▶ [Entries supplied]
########################################

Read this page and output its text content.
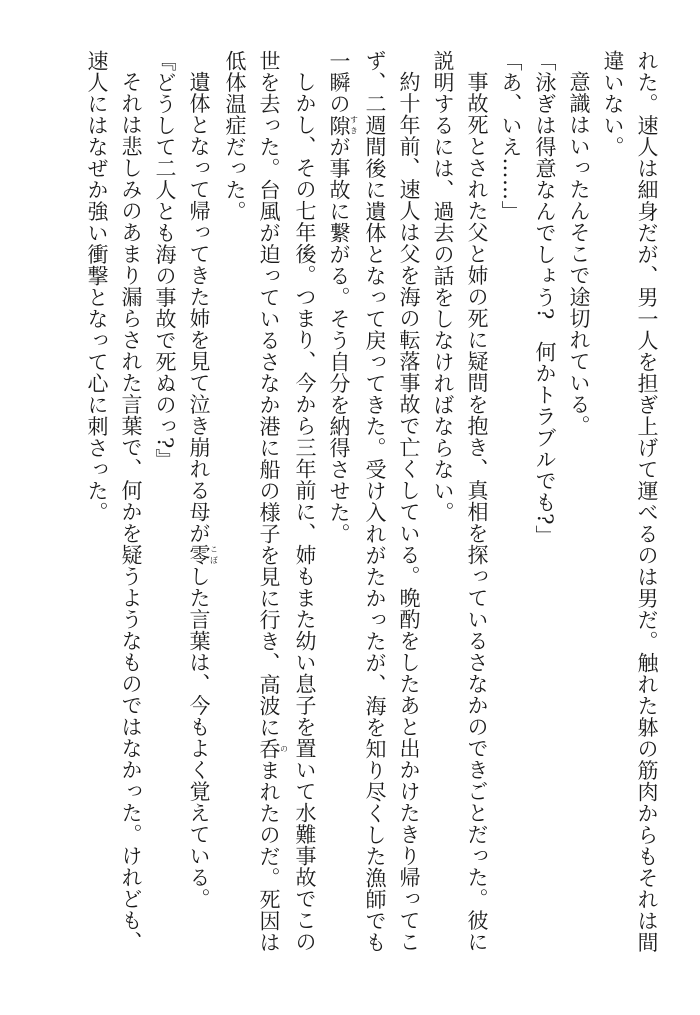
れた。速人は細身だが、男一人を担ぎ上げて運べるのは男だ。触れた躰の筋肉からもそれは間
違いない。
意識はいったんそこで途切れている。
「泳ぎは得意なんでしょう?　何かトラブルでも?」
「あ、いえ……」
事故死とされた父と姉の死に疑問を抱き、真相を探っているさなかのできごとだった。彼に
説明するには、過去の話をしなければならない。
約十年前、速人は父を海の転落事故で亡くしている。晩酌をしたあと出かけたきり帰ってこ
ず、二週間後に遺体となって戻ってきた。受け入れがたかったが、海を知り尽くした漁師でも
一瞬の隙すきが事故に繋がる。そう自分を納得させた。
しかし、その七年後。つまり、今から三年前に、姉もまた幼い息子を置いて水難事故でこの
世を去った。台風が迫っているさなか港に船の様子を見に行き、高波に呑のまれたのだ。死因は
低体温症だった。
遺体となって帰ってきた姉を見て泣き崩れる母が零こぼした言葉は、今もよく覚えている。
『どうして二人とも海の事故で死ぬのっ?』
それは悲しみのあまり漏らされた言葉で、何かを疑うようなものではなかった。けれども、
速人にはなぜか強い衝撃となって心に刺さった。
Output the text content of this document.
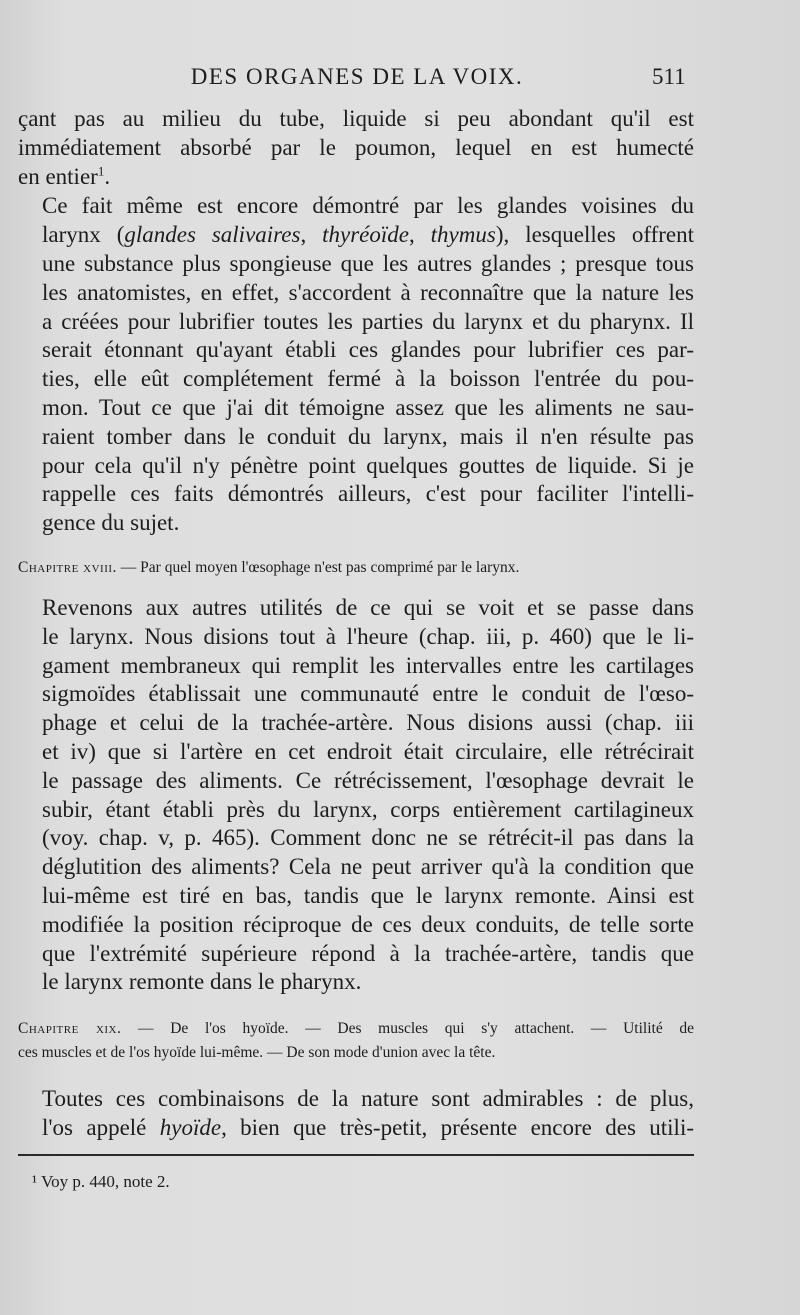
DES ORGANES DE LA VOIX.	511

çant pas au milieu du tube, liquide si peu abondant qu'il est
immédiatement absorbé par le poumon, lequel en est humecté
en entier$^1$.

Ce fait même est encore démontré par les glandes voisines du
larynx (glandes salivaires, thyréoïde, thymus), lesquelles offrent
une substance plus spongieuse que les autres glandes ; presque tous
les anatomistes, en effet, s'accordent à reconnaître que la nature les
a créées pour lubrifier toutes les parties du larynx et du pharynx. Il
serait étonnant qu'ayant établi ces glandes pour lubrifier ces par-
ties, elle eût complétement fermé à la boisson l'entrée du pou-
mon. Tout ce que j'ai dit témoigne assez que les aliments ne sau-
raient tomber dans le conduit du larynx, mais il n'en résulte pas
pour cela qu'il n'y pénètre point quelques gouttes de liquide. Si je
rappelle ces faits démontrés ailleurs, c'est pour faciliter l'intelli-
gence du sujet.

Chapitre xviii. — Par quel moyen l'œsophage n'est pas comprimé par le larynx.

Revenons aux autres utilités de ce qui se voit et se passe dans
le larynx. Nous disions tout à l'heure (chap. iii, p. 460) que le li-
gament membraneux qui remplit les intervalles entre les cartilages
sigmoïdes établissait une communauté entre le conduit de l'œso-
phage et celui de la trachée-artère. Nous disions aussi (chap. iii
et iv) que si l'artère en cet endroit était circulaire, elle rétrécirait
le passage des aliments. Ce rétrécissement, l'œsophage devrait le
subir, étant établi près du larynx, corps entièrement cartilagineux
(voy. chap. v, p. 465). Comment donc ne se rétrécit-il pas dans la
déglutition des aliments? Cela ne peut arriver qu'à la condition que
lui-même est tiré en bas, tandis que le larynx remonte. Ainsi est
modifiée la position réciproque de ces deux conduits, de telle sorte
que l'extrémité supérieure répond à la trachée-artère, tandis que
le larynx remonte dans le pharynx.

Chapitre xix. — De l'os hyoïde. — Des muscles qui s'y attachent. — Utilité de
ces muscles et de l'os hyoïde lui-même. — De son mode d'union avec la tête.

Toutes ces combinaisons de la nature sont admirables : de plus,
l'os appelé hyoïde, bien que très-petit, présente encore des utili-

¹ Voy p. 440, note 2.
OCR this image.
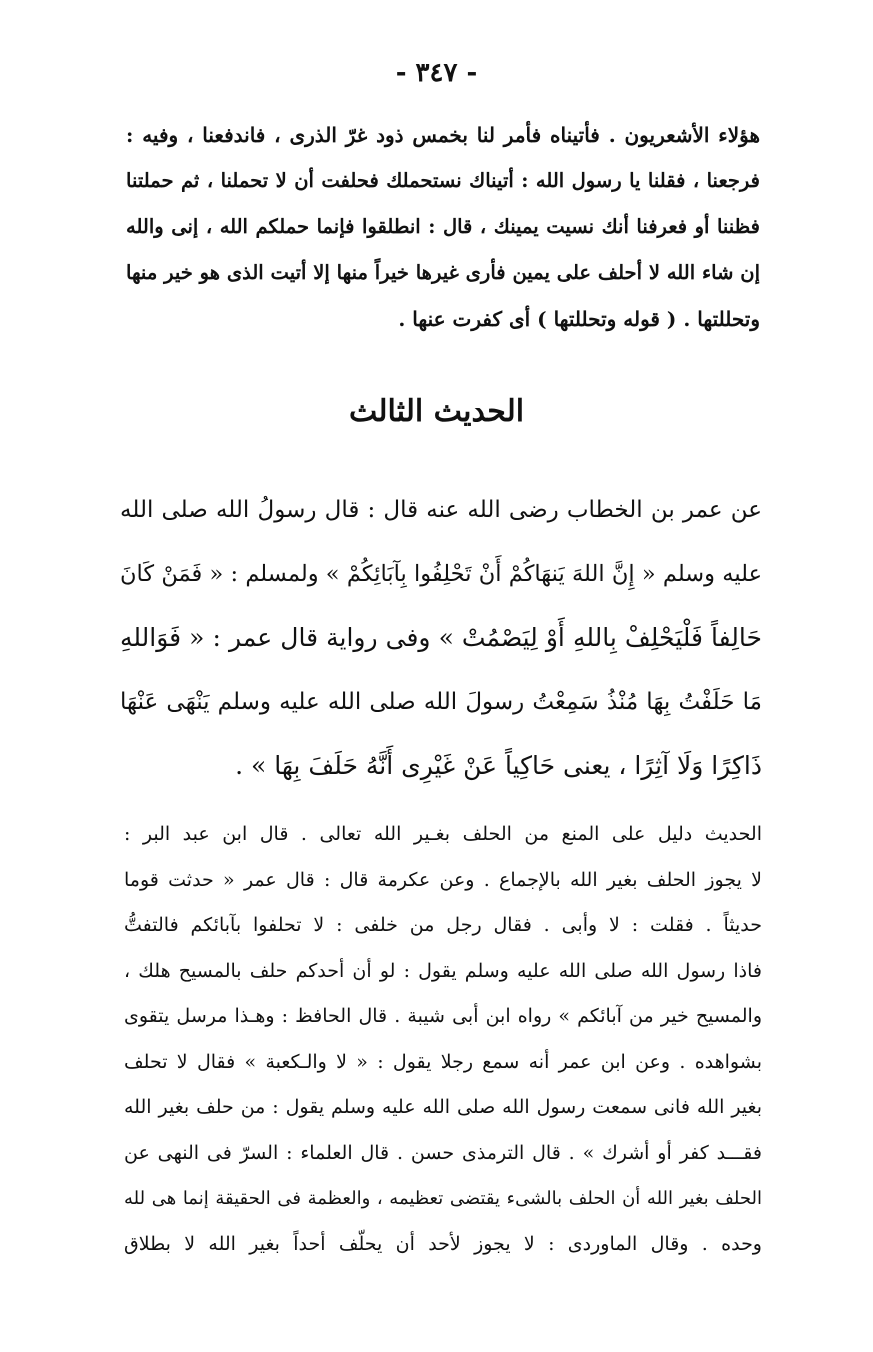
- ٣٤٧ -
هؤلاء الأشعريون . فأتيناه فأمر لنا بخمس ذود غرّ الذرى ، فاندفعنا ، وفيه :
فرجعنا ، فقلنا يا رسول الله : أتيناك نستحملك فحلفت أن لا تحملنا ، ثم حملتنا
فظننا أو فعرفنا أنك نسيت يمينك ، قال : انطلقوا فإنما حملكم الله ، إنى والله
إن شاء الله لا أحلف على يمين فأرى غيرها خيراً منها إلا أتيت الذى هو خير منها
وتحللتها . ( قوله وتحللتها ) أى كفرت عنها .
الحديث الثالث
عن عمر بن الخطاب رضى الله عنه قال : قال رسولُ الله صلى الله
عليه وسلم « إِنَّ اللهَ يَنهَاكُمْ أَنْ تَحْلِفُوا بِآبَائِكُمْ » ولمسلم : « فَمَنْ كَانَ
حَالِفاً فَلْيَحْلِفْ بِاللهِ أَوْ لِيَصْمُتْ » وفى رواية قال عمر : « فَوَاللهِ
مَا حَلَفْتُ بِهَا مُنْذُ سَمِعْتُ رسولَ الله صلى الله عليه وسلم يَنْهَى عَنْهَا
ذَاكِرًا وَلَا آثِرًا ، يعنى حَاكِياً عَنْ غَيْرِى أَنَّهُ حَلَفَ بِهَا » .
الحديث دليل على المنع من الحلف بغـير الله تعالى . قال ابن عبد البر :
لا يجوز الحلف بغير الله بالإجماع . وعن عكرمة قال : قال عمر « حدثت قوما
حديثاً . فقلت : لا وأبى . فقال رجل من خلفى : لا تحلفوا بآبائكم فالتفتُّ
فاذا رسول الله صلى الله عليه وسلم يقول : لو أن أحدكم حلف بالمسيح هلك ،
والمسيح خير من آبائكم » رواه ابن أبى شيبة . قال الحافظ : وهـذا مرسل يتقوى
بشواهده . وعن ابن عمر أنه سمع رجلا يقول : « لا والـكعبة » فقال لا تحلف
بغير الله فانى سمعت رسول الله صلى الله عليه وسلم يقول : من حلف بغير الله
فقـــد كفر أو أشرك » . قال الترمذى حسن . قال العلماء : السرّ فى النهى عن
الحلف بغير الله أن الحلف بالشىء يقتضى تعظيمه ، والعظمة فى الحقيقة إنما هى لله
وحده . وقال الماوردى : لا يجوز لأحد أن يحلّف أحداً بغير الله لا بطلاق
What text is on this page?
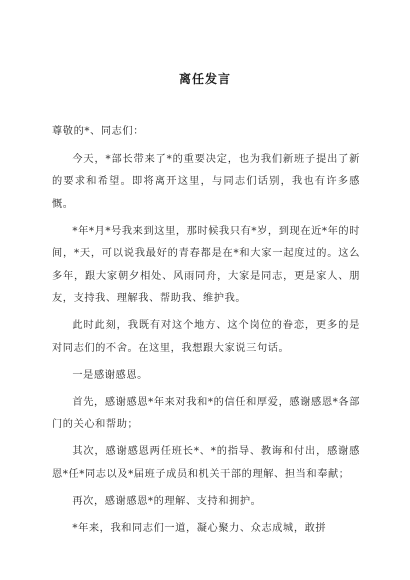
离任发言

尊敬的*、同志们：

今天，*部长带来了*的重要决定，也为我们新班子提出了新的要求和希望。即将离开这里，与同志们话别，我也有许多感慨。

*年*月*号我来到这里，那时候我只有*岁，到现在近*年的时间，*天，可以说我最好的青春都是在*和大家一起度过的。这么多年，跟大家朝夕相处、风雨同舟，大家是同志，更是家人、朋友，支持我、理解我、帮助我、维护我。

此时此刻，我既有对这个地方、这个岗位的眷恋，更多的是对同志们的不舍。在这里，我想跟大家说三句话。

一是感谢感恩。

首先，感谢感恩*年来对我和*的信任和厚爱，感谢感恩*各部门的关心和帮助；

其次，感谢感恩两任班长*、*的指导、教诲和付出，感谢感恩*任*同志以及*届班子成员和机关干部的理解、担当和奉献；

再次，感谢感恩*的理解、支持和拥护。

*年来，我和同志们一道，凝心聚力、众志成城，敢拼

########################################

Gather every line from the listing above in which the word "encore" appears.

▶ [Complete response]
Ce fait même est encore démontré par les glandes voisines du
l'os appelé hyoïde, bien que très-petit, présente encore des utili-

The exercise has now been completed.